## Dataset items
□ □ □ □ □ □ □

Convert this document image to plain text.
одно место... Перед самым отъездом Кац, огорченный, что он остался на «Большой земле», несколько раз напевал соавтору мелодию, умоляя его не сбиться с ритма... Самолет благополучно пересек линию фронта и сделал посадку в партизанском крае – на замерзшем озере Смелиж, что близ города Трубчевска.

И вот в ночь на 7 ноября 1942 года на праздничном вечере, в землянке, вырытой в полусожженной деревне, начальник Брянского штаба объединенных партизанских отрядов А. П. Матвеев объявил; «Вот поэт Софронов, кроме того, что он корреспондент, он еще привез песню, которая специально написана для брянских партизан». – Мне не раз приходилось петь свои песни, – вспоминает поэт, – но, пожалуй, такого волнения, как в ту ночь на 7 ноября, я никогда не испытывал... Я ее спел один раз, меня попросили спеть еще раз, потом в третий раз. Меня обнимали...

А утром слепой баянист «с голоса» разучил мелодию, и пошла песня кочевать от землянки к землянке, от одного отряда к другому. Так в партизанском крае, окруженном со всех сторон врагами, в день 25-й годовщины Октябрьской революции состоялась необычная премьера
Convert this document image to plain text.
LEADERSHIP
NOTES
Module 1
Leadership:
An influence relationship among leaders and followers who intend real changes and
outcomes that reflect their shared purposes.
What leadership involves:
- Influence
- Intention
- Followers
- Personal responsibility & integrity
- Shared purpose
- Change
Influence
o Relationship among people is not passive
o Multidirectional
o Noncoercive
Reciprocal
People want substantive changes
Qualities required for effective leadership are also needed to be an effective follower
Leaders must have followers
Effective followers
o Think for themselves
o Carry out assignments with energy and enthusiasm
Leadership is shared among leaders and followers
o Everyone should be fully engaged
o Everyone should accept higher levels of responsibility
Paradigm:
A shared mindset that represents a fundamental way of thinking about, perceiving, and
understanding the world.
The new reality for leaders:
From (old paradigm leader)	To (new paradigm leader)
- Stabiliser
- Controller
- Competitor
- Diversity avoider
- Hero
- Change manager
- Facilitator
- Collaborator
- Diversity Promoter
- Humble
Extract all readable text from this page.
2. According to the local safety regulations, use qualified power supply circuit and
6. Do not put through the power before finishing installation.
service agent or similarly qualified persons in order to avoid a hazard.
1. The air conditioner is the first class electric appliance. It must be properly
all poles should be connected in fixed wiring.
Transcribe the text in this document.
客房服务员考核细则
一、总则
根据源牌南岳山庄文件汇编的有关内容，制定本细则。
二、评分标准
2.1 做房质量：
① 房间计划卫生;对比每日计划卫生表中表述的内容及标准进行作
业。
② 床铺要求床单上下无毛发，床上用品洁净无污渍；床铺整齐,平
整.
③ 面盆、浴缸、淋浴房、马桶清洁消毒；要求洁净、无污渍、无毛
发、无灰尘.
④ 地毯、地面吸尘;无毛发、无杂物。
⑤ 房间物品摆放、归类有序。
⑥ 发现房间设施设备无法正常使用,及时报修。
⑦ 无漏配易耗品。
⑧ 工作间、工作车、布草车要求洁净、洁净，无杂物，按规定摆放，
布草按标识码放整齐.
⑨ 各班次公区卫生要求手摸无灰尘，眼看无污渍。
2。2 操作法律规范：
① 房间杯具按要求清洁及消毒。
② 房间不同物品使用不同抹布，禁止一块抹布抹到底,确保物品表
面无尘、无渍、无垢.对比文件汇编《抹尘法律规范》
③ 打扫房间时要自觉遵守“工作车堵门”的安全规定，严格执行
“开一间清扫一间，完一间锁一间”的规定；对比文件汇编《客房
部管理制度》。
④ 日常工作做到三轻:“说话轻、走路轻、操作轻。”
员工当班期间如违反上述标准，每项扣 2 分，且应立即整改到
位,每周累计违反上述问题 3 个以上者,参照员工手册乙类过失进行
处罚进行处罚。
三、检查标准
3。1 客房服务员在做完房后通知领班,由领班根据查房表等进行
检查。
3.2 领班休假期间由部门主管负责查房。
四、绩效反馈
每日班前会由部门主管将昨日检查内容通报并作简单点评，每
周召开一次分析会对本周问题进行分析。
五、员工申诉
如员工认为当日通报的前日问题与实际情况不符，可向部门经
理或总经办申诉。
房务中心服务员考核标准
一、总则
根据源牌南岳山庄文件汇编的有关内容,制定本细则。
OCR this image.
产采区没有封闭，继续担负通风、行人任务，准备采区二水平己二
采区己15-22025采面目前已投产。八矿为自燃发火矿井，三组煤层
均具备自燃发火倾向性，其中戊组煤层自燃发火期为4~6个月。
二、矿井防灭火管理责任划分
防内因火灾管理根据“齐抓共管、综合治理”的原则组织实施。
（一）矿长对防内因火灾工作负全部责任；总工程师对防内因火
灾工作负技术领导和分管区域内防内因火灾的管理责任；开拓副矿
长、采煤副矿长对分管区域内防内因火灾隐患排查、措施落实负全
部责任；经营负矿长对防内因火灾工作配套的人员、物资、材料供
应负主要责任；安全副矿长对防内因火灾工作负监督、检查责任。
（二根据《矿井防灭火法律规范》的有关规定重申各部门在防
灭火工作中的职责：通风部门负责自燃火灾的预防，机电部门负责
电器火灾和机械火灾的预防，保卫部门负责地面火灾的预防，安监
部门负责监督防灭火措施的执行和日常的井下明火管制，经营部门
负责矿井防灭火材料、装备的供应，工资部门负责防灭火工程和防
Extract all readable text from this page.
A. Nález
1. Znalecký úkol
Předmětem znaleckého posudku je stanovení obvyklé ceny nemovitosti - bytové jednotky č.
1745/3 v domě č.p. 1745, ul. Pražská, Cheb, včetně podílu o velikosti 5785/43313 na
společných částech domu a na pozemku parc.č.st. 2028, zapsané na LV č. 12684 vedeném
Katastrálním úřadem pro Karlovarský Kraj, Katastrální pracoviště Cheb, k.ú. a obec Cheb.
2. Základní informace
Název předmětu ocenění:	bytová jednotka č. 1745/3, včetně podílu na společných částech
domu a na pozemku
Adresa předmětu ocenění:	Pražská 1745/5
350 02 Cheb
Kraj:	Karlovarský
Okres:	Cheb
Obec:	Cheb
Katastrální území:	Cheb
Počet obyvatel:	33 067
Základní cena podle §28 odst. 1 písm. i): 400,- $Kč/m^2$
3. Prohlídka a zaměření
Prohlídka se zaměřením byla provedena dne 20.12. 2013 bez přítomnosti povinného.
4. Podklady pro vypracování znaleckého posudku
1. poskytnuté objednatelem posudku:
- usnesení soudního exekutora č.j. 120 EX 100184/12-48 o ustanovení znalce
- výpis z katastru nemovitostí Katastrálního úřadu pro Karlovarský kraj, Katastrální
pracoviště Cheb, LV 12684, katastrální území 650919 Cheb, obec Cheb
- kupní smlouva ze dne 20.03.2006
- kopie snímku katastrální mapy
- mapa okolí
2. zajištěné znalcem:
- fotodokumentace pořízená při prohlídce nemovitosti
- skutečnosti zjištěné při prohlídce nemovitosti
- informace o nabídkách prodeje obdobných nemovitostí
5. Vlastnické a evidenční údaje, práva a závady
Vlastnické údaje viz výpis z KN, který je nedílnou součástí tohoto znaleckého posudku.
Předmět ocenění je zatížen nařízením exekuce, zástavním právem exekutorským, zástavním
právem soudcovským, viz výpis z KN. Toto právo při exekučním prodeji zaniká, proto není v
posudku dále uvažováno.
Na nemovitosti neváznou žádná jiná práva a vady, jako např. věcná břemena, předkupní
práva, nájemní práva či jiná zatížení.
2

□ □ □ □ □ □ □

## Set task
Take every line above carrying "Diversity" and return it.

## Written answer
- Diversity avoider
- Diversity Promoter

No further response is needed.